7. Con il settimo motivo si deduce, ex art. 360, comma primo, n. 5 e n. 4, cod. proc. civ., il mancato esame di un profilo decisivo per la legittimità della sanzione, in ordine alla lamentata disparità di trattamento per la prassi aziendale applicata nei confronti degli altri dipendenti e di cui alla richiesta di prova testimoniale, nonché la falsa applicazione dell’art. 55-quater del d.lgs. n. 165 del 2001 in relazione alla proporzionalità della sanzione adottata.
7.1. Anche tale censura si rivela inammissibile, perché difetta l’elemento della decisività con riferimento al prospettato mancato esame, sotto il profilo della lamentata disparità di trattamento, secondo quanto già osservato in ordine al primo motivo, e perché si deduce come violazione di legge la valutazione resa dal giudice di merito in ordine alla proporzionalità della misura espulsiva adottata, insindacabile nella presente sede di legittimità (da ultimo, Cass. Sez. L, 03/01/2024, n. 107, secondo cui n materia di sanzioni disciplinari, il giudizio di proporzionalità tra licenziamento e addebito contestato è devoluto al giudice di merito, in quanto implica un apprezzamento dei fatti che hanno dato origine alla controversia, ed è sindacabile in sede di legittimità soltanto quando la motivazione della sentenza impugnata sul punto manchi del tutto, ovvero sia affetta da vizi giuridici consistenti nell’essere stata articolata su espressioni od argomenti tra loro inconciliabili, oppure perplessi o manifestamente ed obiettivamente incomprensibili, ovvero ancora sia viziata da omesso esame di un fatto avente valore decisivo, nel senso che l’elemento trascurato avrebbe condotto con certezza ad un diverso esito della controversia).

ATTIVITÀ 1 » Traduci in inglese la seguente frase dell'estratto sulla sanzione disciplinare: "Con il settimo motivo si deduce, ex art. 360, comma primo, n. 5 e n. 4, cod. proc. civ., il mancato esame di un profilo decisivo per la legittimità della sanzione, in ordine alla lamentata disparità di trattamento per la prassi aziendale applicata nei confronti degli altri dipendenti e di cui alla richiesta di prova testimoniale, nonché la falsa applicazione dell'art. 55-quater del d.lgs. n. 165 del 2001 in relazione alla proporzionalità della sanzione adottata."
ATTIVITÀ 2 » Prosegui l'estratto sulla sanzione disciplinare a partire dalla frase che segue l'ultima riportata.

SET DI DATI »
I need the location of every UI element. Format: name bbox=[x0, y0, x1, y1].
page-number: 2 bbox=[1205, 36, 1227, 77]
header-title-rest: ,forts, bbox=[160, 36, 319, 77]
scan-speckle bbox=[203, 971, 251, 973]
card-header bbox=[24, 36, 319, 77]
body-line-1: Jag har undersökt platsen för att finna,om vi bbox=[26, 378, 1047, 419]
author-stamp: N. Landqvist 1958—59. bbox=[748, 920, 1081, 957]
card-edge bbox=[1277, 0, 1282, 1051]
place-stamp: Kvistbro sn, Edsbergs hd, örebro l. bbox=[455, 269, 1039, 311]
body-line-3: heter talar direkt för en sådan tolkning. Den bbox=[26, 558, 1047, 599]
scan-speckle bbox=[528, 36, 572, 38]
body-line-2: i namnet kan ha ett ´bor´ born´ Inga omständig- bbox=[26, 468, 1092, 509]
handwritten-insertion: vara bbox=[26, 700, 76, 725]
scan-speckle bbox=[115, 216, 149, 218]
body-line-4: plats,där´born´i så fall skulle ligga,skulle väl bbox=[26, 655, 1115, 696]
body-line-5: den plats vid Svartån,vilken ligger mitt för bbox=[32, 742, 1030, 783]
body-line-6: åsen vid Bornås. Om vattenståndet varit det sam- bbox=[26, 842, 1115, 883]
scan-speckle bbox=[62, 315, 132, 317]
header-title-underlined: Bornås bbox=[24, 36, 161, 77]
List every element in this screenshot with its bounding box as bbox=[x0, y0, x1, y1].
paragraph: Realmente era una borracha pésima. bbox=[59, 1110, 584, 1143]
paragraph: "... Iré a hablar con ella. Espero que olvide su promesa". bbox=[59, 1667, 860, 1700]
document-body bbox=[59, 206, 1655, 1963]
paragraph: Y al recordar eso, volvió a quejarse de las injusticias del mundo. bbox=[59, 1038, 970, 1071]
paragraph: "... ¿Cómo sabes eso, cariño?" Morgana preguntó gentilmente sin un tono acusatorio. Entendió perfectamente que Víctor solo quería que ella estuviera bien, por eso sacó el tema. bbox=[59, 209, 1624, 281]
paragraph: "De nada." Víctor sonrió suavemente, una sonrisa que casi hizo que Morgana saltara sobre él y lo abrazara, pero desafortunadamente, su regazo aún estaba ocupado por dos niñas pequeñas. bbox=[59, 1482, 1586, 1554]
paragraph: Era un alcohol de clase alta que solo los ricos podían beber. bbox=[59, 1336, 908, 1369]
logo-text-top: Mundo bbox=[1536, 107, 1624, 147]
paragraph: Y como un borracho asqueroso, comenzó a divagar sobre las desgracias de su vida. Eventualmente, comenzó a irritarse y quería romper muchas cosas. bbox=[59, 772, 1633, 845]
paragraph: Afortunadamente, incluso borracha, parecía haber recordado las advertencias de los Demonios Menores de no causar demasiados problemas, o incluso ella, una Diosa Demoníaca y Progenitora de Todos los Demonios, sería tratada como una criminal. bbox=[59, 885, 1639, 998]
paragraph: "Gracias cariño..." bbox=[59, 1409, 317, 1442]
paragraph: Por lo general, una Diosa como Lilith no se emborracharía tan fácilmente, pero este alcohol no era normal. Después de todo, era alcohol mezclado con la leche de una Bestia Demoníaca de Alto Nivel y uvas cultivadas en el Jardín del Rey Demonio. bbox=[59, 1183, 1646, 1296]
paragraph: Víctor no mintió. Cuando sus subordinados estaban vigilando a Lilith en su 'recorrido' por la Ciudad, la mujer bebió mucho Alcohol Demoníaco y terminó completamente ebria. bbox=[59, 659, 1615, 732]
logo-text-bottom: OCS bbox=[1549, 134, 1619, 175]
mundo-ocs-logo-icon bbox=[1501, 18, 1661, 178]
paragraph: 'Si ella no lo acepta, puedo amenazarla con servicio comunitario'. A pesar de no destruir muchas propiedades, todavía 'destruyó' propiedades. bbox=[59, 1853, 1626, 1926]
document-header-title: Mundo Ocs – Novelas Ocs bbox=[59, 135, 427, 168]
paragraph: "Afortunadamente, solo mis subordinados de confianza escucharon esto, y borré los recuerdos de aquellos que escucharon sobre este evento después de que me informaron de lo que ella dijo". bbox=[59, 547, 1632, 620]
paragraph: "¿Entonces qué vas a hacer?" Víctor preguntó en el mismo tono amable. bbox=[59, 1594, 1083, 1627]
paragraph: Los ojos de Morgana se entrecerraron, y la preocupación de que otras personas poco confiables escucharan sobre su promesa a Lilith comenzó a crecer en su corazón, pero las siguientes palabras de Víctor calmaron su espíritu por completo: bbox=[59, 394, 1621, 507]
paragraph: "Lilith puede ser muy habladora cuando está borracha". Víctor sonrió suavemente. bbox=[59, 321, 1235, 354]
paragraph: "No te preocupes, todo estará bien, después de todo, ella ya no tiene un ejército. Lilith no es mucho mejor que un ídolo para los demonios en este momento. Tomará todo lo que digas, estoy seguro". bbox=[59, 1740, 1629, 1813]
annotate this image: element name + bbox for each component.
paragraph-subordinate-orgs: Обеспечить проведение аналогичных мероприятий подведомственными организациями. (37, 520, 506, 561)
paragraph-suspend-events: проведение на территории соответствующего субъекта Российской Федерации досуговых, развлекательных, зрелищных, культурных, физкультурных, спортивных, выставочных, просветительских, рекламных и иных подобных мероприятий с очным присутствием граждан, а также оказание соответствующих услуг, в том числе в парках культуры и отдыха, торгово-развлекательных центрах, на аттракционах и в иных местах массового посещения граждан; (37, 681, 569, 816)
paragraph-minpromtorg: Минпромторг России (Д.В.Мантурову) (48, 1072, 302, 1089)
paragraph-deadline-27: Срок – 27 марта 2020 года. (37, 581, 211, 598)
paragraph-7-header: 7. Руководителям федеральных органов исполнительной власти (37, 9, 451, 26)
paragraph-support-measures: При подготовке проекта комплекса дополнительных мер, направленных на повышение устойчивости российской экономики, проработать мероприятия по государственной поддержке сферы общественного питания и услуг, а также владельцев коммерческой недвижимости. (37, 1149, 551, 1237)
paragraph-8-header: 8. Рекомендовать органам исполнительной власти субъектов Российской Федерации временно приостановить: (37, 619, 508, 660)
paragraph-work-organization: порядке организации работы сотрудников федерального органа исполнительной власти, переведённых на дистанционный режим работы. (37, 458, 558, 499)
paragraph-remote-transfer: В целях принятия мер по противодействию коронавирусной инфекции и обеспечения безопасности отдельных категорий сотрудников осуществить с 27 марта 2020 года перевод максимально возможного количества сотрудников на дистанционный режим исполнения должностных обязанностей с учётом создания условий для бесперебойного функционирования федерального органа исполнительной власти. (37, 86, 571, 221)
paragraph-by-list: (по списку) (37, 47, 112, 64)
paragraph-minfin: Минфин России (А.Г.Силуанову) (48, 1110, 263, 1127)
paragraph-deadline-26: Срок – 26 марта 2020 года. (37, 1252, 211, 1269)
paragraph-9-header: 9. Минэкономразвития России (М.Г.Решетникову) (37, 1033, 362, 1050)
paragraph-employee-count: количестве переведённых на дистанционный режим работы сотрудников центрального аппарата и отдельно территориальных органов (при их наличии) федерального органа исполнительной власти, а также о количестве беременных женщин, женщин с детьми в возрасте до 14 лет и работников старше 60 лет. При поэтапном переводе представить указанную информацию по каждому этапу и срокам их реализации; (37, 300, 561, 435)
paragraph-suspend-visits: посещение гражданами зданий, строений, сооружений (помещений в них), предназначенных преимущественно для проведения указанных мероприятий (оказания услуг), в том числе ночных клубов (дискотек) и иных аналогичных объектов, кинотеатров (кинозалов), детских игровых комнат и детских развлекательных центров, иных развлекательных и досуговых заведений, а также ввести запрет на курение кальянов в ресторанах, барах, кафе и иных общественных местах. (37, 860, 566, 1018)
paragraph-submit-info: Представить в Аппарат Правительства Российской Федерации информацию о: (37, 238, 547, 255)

RISPOSTA ALL'ESERCIZIO 1 » The seventh ground alleges, under Article 360, first paragraph, nos. 5 and 4, of the Code of Civil Procedure, the failure to examine an aspect decisive for the lawfulness of the sanction. That aspect concerns the alleged unequal treatment arising from the company practice applied to the other employees, which was the subject of the request for witness testimony. The ground also alleges the misapplication of Article 55-quater of Legislative Decree No. 165 of 2001 in relation to the proportionality of the sanction adopted.

RISPOSTA ALL'ESERCIZIO 2 »
Nella specie, la Corte d’appello ha espressamente valutato la proporzionalità della sanzione in relazione alla gravità dei fatti, anche in riferimento all’elemento soggettivo senza incorrere nei vizi rilevabili nel giudizio in cassazione.
8. Infine, con l’ottavo motivo si prospetta la questione relativa alla disciplina delle spese di lite, prospettandone la compensazione, parzialmente o per intero, in deroga al principio della soccombenza.
8.1. La censura è inammissibile, come da consolidato indirizzo di questa Corte (fra molte, Cass. Sez. 5, 31/03/2017, n. 8421, secondo cui, in tema di spese processuali, il sindacato della Corte di cassazione, ai sensi dell’art. 360, comma 1, n. 3 c.p.c., è limitato ad accertare che non risulti violato il principio secondo il quale le stesse non possono essere poste a carico della parte totalmente vittoriosa, per cui vi esula, rientrando nel potere discrezionale del giudice di merito, la valutazione dell’opportunità di compensarle in tutto o in parte, sia nell’ipotesi di soccombenza reciproca che in quella di concorso di altri giusti motivi).
9. Il ricorso va, dunque, respinto, con conseguente condanna della ricorrente soccombente alla refusione delle spese processuali, liquidate come da dispositivo in ragione dell’attività difensiva svolta.
10. Occorre dare atto, ai fini e per gli effetti indicati da Cass. Sez. U. 20/02/2020, n. 4315, della sussistenza delle condizioni processuali richieste dall’art. 13, comma 1-quater, del d.P.R. n. 115 del 2002.
P.Q.M.
Rigetta il ricorso e condanna la ricorrente al pagamento delle spese del presente giudizio […]”.